-------- Information supplied

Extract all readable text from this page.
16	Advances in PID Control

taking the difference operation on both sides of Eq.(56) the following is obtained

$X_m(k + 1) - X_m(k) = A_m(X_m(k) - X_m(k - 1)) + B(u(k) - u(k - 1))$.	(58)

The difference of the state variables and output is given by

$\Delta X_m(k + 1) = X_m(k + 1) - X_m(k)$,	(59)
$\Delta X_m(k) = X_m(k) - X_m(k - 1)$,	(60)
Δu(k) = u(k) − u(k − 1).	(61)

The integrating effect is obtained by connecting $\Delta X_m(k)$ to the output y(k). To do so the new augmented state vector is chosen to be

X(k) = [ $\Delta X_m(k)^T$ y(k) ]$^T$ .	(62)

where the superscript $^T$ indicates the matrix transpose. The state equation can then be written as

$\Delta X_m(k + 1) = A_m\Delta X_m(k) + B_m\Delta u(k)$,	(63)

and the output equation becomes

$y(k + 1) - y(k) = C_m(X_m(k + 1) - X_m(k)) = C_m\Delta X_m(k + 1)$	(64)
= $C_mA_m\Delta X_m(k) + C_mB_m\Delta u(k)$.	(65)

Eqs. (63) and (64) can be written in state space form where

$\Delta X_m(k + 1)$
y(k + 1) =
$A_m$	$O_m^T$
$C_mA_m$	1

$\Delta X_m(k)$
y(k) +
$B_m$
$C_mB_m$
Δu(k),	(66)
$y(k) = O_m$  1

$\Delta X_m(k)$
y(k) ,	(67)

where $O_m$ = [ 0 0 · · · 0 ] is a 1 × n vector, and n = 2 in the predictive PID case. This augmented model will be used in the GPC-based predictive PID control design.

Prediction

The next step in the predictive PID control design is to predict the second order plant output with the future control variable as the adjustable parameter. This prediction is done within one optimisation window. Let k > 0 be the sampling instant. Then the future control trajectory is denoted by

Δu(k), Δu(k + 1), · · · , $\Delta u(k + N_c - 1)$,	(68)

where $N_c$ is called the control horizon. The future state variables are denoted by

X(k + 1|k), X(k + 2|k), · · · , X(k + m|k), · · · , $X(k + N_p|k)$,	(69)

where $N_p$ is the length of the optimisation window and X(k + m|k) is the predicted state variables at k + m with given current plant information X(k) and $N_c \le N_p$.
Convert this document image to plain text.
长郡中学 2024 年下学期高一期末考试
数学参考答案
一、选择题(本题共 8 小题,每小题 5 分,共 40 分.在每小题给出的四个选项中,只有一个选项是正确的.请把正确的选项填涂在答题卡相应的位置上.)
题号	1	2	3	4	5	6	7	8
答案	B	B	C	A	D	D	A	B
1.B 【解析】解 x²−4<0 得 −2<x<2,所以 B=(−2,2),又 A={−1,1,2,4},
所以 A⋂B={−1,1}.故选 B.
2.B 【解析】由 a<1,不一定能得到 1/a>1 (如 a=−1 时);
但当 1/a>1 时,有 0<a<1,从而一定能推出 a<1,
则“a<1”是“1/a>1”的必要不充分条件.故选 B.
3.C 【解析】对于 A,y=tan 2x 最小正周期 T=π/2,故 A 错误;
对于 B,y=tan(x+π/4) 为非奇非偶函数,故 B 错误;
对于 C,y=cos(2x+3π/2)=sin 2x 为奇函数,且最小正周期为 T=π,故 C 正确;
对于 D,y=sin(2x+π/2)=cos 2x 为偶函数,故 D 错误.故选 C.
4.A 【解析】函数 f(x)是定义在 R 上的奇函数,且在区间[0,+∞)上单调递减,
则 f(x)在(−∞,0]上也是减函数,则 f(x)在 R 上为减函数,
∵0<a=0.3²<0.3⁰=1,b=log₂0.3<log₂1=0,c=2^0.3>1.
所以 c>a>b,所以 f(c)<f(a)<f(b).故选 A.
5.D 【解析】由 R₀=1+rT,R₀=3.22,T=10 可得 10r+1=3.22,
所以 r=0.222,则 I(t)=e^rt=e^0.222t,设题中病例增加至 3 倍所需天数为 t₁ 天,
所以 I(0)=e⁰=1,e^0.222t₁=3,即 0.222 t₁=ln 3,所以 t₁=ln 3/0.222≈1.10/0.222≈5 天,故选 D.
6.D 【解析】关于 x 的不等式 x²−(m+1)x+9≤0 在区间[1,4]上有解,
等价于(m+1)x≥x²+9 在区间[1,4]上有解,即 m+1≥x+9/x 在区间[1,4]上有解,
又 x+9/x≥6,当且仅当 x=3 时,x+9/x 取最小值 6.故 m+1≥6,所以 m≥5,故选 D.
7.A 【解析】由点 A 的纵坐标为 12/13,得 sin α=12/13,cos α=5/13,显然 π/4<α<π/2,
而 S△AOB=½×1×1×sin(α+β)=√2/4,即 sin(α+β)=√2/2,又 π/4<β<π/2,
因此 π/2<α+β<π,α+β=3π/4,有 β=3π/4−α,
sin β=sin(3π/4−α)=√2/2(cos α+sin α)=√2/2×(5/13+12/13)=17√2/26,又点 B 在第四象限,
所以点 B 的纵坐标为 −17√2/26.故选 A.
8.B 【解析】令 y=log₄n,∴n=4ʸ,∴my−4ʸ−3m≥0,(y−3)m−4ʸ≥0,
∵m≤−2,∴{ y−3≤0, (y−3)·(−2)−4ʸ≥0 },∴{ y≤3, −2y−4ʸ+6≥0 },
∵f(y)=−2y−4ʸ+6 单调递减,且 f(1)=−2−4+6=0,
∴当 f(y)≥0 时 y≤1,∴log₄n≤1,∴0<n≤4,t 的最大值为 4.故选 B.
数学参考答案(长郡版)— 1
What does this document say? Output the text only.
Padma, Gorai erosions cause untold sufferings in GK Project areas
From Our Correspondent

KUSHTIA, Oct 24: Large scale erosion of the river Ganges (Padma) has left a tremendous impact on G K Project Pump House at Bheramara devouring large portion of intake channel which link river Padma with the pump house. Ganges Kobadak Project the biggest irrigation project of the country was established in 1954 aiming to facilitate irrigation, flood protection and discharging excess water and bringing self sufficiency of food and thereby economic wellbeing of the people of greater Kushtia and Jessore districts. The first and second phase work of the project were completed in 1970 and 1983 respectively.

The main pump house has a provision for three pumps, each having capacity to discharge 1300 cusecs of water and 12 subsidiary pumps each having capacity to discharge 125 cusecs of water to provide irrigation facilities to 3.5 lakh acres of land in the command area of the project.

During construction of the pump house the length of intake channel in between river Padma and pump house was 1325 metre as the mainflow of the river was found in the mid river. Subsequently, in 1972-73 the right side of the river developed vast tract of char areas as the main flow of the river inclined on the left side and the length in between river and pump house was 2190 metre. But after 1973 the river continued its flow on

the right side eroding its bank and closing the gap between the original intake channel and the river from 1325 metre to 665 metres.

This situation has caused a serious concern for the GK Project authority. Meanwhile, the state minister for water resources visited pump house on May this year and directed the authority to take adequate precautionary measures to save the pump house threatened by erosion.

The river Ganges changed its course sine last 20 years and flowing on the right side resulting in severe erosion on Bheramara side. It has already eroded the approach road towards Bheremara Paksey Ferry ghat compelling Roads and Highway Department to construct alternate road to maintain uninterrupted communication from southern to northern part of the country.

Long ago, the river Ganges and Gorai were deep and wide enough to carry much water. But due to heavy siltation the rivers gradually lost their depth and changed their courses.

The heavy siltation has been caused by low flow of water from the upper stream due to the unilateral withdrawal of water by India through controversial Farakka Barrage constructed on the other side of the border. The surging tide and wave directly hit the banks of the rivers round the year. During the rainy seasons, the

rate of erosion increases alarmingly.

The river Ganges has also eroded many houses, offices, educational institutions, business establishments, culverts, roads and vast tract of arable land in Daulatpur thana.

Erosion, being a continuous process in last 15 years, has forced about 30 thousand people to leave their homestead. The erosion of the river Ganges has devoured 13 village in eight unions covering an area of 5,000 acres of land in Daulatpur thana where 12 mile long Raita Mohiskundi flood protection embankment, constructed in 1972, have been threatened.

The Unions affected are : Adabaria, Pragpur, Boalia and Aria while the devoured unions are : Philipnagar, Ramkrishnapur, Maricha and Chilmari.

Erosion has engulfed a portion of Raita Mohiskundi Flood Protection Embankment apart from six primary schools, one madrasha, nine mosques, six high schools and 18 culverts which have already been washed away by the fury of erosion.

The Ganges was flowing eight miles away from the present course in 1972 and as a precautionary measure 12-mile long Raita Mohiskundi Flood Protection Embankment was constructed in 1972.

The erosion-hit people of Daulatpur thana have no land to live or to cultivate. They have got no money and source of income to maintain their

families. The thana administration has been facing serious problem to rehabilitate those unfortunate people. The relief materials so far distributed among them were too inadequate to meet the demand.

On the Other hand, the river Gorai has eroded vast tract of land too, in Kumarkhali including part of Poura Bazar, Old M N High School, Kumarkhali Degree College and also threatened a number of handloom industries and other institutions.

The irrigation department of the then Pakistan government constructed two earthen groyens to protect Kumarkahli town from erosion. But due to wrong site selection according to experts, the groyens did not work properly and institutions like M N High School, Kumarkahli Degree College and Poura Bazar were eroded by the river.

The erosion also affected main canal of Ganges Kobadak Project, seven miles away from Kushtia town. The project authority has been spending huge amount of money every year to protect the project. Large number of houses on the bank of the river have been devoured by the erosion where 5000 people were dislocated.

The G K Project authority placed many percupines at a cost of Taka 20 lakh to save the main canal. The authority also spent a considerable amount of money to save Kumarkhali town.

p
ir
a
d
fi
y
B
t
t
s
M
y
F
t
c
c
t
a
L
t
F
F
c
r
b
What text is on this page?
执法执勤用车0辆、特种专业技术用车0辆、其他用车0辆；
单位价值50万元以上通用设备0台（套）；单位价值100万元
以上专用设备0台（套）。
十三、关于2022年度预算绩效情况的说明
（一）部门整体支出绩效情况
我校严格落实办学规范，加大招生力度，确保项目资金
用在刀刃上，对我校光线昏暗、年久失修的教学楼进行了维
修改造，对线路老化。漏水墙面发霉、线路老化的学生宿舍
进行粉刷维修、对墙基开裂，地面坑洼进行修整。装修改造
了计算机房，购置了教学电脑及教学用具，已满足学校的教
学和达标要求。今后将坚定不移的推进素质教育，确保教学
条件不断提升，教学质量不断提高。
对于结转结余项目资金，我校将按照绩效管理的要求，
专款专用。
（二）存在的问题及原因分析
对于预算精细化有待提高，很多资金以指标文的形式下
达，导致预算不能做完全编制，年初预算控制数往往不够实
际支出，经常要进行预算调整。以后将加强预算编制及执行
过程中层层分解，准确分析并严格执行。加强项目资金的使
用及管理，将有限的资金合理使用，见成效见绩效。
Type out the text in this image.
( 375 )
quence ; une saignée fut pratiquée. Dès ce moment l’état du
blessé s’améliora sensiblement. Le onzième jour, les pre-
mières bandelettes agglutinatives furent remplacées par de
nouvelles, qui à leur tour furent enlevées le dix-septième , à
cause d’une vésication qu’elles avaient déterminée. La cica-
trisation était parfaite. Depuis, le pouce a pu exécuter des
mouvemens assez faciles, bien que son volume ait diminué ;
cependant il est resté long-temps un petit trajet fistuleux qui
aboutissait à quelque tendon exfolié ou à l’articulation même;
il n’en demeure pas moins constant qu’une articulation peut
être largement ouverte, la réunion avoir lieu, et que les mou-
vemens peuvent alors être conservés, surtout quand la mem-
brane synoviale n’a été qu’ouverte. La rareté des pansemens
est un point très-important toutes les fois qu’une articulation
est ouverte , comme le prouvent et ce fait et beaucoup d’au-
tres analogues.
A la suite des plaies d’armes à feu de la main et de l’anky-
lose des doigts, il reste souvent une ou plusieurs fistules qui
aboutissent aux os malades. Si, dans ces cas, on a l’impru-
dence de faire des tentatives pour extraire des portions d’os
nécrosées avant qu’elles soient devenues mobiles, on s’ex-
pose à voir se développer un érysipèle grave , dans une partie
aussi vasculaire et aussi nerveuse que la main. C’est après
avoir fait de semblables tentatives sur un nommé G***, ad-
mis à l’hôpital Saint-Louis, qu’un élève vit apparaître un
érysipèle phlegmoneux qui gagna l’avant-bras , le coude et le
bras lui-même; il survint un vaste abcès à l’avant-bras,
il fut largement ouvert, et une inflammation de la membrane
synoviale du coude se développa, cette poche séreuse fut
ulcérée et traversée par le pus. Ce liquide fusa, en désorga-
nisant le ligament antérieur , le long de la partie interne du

----------------

Check each line above for the word "avoir", and copy the lines where it appears.

être largement ouverte, la réunion avoir lieu, et que les mou-
avoir fait de semblables tentatives sur un nommé G***, ad-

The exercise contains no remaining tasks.